____ Input records
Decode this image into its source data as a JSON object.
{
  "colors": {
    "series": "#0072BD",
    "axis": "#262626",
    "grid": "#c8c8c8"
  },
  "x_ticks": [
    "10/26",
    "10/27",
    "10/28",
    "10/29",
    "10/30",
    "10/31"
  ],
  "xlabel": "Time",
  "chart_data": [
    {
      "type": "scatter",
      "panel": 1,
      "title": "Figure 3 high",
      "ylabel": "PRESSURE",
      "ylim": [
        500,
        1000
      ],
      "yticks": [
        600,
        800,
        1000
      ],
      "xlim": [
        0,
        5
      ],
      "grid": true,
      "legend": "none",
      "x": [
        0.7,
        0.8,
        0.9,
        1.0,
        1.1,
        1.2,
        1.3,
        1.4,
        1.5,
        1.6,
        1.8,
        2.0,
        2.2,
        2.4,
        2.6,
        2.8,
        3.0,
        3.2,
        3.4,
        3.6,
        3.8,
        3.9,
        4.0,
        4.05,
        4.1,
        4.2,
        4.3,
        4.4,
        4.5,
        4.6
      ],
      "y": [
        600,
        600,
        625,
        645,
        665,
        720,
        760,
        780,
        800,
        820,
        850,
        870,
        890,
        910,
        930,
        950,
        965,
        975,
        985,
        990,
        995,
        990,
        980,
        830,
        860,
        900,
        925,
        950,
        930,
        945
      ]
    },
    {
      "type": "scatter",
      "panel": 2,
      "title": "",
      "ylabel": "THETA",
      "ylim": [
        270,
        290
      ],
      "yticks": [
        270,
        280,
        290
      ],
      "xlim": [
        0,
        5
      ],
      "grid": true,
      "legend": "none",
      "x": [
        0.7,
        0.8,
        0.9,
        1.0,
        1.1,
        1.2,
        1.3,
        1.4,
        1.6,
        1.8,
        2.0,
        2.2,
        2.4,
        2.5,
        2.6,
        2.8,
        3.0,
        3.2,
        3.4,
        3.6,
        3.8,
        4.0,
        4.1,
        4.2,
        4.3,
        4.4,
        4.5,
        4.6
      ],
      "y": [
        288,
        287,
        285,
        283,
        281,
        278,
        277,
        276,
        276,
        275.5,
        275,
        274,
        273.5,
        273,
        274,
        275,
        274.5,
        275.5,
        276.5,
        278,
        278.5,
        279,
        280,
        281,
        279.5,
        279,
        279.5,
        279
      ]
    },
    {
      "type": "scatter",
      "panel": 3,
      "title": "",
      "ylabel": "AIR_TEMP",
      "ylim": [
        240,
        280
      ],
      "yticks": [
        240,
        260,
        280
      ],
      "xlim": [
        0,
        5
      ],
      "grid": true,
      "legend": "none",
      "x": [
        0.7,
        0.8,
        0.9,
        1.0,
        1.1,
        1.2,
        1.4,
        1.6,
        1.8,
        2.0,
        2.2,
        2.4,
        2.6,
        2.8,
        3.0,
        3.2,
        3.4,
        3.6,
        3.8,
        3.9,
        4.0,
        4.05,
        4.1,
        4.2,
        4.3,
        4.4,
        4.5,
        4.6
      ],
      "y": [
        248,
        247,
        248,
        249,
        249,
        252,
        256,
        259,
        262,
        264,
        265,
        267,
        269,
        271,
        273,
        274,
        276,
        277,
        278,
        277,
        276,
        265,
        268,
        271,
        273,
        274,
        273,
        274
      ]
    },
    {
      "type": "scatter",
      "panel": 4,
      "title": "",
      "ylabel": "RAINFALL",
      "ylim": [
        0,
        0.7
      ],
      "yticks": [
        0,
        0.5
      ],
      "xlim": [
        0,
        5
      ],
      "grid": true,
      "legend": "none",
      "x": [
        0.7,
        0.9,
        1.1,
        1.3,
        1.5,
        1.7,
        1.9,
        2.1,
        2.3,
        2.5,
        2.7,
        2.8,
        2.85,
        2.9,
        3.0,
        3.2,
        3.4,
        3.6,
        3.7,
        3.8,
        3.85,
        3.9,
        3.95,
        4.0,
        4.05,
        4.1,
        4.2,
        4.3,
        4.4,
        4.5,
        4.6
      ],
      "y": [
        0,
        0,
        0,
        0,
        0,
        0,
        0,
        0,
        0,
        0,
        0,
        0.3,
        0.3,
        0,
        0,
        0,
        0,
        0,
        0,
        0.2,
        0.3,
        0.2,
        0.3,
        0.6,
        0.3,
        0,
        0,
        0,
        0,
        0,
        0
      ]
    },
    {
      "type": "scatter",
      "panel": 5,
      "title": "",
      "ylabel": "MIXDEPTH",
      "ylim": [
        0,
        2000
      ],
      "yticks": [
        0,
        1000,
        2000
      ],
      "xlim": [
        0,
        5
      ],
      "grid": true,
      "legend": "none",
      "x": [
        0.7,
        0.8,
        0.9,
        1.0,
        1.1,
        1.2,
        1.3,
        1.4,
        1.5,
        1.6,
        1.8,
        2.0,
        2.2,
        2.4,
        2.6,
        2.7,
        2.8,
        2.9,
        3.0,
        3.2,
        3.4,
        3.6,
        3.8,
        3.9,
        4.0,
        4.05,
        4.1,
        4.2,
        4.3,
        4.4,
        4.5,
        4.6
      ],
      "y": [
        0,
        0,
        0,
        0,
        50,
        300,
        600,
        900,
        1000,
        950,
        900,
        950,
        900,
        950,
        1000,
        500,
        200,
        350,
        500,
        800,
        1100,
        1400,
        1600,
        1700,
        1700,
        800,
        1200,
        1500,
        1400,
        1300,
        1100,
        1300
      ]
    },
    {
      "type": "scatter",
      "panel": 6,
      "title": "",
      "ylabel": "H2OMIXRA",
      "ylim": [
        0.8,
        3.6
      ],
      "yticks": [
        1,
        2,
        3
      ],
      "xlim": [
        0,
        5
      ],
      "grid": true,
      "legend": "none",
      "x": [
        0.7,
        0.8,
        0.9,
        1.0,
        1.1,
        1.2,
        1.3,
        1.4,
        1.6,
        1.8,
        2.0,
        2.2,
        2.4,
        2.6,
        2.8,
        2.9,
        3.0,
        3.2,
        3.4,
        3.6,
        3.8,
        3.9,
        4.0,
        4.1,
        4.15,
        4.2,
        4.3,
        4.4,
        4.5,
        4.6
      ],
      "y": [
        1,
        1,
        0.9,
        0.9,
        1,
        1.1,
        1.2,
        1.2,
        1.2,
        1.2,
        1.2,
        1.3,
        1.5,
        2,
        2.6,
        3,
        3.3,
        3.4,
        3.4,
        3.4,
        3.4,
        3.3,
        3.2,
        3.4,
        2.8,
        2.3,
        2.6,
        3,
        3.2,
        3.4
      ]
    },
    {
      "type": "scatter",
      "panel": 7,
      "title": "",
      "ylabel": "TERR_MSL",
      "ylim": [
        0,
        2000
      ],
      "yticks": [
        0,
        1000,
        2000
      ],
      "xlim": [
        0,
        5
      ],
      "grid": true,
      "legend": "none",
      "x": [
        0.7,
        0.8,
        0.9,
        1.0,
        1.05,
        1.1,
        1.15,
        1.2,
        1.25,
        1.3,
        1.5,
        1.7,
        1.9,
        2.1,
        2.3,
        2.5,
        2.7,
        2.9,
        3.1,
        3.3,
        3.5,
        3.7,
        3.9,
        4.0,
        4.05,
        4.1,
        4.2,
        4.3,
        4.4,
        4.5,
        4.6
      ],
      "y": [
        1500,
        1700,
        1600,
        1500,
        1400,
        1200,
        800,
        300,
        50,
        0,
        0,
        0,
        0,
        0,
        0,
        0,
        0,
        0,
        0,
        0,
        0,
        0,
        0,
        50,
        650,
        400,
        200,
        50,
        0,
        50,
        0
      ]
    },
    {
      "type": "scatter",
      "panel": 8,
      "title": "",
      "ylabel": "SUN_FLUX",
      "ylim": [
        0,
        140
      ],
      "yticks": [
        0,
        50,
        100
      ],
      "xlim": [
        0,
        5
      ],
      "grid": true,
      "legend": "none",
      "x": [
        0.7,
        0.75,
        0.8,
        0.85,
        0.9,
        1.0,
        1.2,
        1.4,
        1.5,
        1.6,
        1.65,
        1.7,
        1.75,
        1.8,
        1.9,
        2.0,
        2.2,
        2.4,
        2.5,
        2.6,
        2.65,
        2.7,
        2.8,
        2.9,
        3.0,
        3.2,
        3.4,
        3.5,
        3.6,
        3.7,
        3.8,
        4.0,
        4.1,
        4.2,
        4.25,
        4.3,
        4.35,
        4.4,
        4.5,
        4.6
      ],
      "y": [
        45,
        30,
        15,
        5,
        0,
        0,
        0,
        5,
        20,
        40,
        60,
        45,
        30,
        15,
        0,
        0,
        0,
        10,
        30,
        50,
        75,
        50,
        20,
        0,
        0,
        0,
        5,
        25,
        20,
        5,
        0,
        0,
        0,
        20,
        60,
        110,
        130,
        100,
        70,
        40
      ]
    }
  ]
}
________
Written task - Copy each line of the data above that holds "ylabel".

Result of this exercise -
      "ylabel": "PRESSURE",
      "ylabel": "THETA",
      "ylabel": "AIR_TEMP",
      "ylabel": "RAINFALL",
      "ylabel": "MIXDEPTH",
      "ylabel": "H2OMIXRA",
      "ylabel": "TERR_MSL",
      "ylabel": "SUN_FLUX",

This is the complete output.